Copy nothing but the text: reproduce each line of the listing exactly and leave the pictures out.

▶ **GIVEN RECORDS**:
-------------------------
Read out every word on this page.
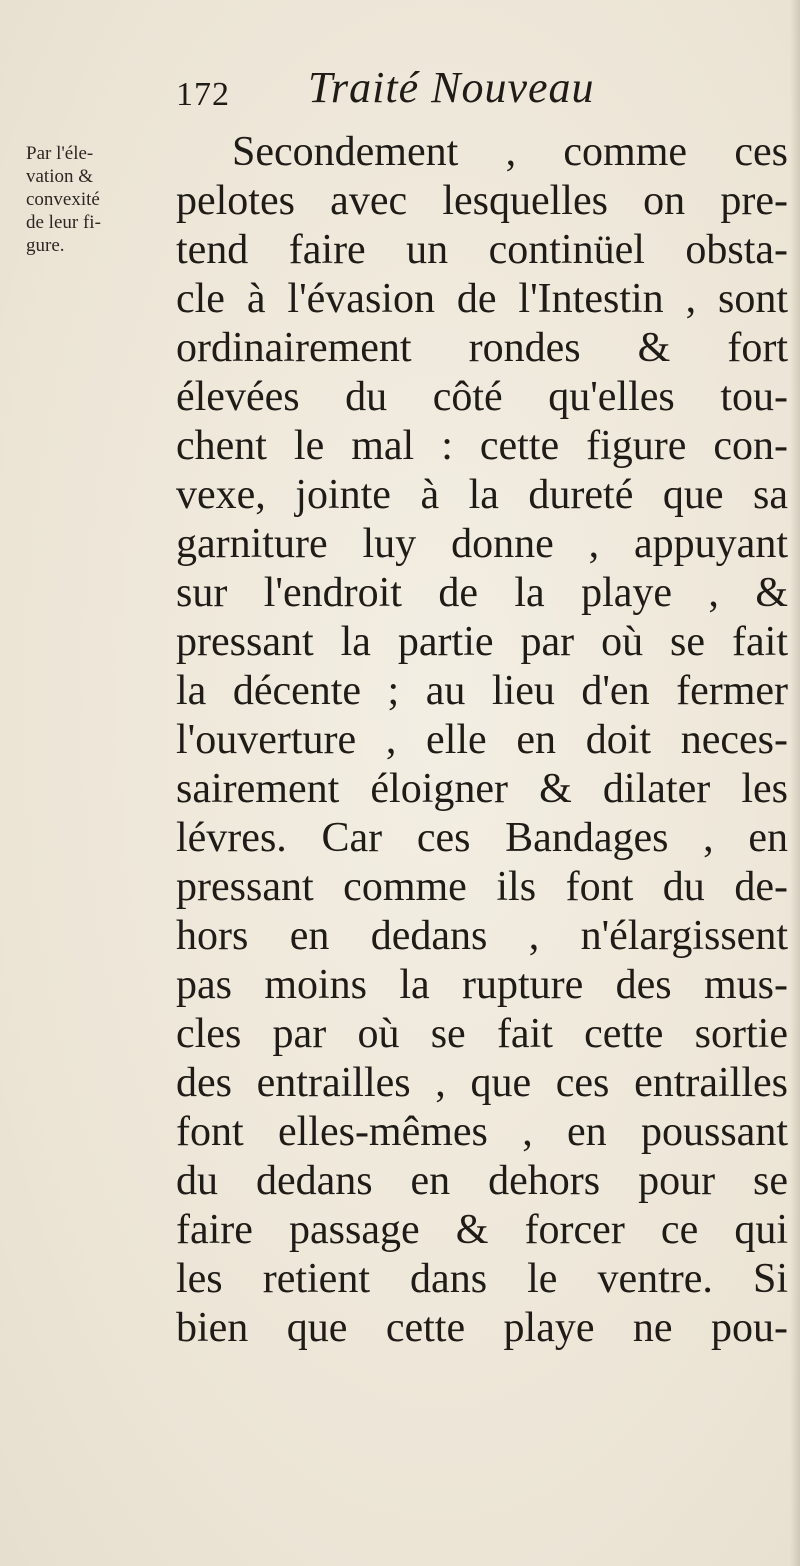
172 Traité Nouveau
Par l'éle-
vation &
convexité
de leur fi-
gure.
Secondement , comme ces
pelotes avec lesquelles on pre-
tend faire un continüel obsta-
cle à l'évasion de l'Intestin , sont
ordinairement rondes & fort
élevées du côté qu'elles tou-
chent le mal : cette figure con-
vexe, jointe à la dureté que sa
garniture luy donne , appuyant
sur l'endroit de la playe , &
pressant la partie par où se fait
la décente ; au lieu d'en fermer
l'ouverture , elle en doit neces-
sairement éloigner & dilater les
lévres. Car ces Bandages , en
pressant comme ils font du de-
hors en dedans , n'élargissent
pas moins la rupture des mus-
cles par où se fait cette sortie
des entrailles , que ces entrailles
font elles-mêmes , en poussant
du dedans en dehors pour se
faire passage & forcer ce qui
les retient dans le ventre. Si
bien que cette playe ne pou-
-------------------------
▶ **REPLY TO THE TASK**:
Read out every word on this page.
172 Traité Nouveau
Par l'éle-
vation &
convexité
de leur fi-
gure.
Secondement , comme ces
pelotes avec lesquelles on pre-
tend faire un continüel obsta-
cle à l'évasion de l'Intestin , sont
ordinairement rondes & fort
élevées du côté qu'elles tou-
chent le mal : cette figure con-
vexe, jointe à la dureté que sa
garniture luy donne , appuyant
sur l'endroit de la playe , &
pressant la partie par où se fait
la décente ; au lieu d'en fermer
l'ouverture , elle en doit neces-
sairement éloigner & dilater les
lévres. Car ces Bandages , en
pressant comme ils font du de-
hors en dedans , n'élargissent
pas moins la rupture des mus-
cles par où se fait cette sortie
des entrailles , que ces entrailles
font elles-mêmes , en poussant
du dedans en dehors pour se
faire passage & forcer ce qui
les retient dans le ventre. Si
bien que cette playe ne pou-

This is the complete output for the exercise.